*MATERIAL PROVIDED*:
-- Start --
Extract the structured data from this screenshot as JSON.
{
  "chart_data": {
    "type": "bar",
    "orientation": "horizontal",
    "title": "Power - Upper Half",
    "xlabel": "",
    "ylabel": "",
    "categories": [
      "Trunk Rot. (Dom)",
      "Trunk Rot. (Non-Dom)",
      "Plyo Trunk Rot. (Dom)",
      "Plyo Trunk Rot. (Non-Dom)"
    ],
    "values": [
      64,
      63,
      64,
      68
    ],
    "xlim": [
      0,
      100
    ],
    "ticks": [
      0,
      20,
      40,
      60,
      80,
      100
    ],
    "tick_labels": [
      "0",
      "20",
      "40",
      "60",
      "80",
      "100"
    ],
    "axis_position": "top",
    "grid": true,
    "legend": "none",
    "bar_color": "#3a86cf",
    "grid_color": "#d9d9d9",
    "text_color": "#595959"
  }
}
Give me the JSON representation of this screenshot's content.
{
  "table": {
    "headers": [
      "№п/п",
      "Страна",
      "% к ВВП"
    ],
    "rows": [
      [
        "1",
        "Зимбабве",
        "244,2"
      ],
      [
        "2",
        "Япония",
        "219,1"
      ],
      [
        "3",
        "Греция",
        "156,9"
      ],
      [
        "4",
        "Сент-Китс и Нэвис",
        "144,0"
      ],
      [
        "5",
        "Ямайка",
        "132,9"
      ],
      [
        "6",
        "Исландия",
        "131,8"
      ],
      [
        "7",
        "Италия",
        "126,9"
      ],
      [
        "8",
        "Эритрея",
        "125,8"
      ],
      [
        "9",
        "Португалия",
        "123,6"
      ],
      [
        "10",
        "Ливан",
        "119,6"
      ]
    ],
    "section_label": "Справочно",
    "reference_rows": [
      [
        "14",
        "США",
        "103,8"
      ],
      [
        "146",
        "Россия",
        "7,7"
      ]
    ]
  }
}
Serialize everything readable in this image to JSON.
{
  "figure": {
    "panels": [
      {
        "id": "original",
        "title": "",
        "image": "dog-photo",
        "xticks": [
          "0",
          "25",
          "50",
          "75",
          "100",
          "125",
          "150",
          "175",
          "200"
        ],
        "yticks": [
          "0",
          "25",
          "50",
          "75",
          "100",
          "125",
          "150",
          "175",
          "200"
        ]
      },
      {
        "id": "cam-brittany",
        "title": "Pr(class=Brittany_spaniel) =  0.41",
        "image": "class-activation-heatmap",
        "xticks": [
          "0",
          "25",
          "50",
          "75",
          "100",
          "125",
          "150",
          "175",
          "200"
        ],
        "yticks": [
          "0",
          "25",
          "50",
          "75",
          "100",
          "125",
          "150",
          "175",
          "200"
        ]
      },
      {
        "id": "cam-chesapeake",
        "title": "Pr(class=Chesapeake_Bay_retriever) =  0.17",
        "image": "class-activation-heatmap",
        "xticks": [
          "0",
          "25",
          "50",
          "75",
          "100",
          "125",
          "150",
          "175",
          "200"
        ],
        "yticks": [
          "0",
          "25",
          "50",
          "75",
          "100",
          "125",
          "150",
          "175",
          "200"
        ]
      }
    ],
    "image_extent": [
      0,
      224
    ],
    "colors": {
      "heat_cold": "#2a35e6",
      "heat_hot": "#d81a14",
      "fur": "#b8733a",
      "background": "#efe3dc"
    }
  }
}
-- End --
*WHAT YOU HAVE TO DO*: Copy the records above exactly as they appear.

*COMPLETED EXERCISE*:
Extract the structured data from this screenshot as JSON.
{
  "chart_data": {
    "type": "bar",
    "orientation": "horizontal",
    "title": "Power - Upper Half",
    "xlabel": "",
    "ylabel": "",
    "categories": [
      "Trunk Rot. (Dom)",
      "Trunk Rot. (Non-Dom)",
      "Plyo Trunk Rot. (Dom)",
      "Plyo Trunk Rot. (Non-Dom)"
    ],
    "values": [
      64,
      63,
      64,
      68
    ],
    "xlim": [
      0,
      100
    ],
    "ticks": [
      0,
      20,
      40,
      60,
      80,
      100
    ],
    "tick_labels": [
      "0",
      "20",
      "40",
      "60",
      "80",
      "100"
    ],
    "axis_position": "top",
    "grid": true,
    "legend": "none",
    "bar_color": "#3a86cf",
    "grid_color": "#d9d9d9",
    "text_color": "#595959"
  }
}
Give me the JSON representation of this screenshot's content.
{
  "table": {
    "headers": [
      "№п/п",
      "Страна",
      "% к ВВП"
    ],
    "rows": [
      [
        "1",
        "Зимбабве",
        "244,2"
      ],
      [
        "2",
        "Япония",
        "219,1"
      ],
      [
        "3",
        "Греция",
        "156,9"
      ],
      [
        "4",
        "Сент-Китс и Нэвис",
        "144,0"
      ],
      [
        "5",
        "Ямайка",
        "132,9"
      ],
      [
        "6",
        "Исландия",
        "131,8"
      ],
      [
        "7",
        "Италия",
        "126,9"
      ],
      [
        "8",
        "Эритрея",
        "125,8"
      ],
      [
        "9",
        "Португалия",
        "123,6"
      ],
      [
        "10",
        "Ливан",
        "119,6"
      ]
    ],
    "section_label": "Справочно",
    "reference_rows": [
      [
        "14",
        "США",
        "103,8"
      ],
      [
        "146",
        "Россия",
        "7,7"
      ]
    ]
  }
}
Serialize everything readable in this image to JSON.
{
  "figure": {
    "panels": [
      {
        "id": "original",
        "title": "",
        "image": "dog-photo",
        "xticks": [
          "0",
          "25",
          "50",
          "75",
          "100",
          "125",
          "150",
          "175",
          "200"
        ],
        "yticks": [
          "0",
          "25",
          "50",
          "75",
          "100",
          "125",
          "150",
          "175",
          "200"
        ]
      },
      {
        "id": "cam-brittany",
        "title": "Pr(class=Brittany_spaniel) =  0.41",
        "image": "class-activation-heatmap",
        "xticks": [
          "0",
          "25",
          "50",
          "75",
          "100",
          "125",
          "150",
          "175",
          "200"
        ],
        "yticks": [
          "0",
          "25",
          "50",
          "75",
          "100",
          "125",
          "150",
          "175",
          "200"
        ]
      },
      {
        "id": "cam-chesapeake",
        "title": "Pr(class=Chesapeake_Bay_retriever) =  0.17",
        "image": "class-activation-heatmap",
        "xticks": [
          "0",
          "25",
          "50",
          "75",
          "100",
          "125",
          "150",
          "175",
          "200"
        ],
        "yticks": [
          "0",
          "25",
          "50",
          "75",
          "100",
          "125",
          "150",
          "175",
          "200"
        ]
      }
    ],
    "image_extent": [
      0,
      224
    ],
    "colors": {
      "heat_cold": "#2a35e6",
      "heat_hot": "#d81a14",
      "fur": "#b8733a",
      "background": "#efe3dc"
    }
  }
}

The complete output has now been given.